* Data entries
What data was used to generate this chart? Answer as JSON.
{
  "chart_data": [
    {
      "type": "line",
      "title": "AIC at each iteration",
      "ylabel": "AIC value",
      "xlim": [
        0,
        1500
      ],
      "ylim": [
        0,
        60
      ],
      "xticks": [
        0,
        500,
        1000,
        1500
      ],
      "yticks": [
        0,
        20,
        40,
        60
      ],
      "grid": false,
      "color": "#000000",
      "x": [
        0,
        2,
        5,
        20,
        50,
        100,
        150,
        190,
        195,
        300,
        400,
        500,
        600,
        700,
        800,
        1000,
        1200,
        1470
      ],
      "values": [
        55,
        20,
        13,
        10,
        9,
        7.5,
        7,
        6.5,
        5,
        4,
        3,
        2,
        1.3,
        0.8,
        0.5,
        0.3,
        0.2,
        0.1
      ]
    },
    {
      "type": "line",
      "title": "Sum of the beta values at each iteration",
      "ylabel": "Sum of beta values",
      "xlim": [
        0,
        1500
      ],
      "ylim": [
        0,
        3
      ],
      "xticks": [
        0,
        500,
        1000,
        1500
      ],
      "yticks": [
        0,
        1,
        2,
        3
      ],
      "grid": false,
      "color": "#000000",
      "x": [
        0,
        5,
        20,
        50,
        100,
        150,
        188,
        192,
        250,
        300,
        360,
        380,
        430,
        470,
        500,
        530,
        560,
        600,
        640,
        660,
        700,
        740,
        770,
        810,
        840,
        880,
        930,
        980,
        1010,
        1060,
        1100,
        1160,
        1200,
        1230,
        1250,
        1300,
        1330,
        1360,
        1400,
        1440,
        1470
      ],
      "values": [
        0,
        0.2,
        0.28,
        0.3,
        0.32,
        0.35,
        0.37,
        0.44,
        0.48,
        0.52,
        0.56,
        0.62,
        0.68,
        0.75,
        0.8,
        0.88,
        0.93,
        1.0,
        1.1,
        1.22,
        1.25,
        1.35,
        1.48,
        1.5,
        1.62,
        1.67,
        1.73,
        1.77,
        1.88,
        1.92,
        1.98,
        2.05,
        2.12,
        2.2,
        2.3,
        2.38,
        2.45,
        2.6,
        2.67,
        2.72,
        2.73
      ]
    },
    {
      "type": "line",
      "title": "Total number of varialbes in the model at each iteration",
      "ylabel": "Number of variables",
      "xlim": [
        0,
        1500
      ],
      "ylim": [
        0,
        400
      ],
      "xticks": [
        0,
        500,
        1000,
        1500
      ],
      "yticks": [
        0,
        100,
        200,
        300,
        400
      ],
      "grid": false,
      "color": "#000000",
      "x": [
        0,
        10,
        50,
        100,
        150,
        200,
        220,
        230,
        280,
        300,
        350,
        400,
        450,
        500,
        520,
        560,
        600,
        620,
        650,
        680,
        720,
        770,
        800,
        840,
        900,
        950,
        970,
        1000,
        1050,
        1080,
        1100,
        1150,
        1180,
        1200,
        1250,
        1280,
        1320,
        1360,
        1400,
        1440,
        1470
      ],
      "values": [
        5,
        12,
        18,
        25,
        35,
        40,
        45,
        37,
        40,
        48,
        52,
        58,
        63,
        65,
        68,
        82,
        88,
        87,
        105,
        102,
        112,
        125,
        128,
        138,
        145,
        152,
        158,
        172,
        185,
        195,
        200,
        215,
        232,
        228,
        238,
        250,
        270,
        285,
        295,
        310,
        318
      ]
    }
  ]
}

* What to work on
Find the lines of the material that hold the word "each" and report their count alone.

* The result
3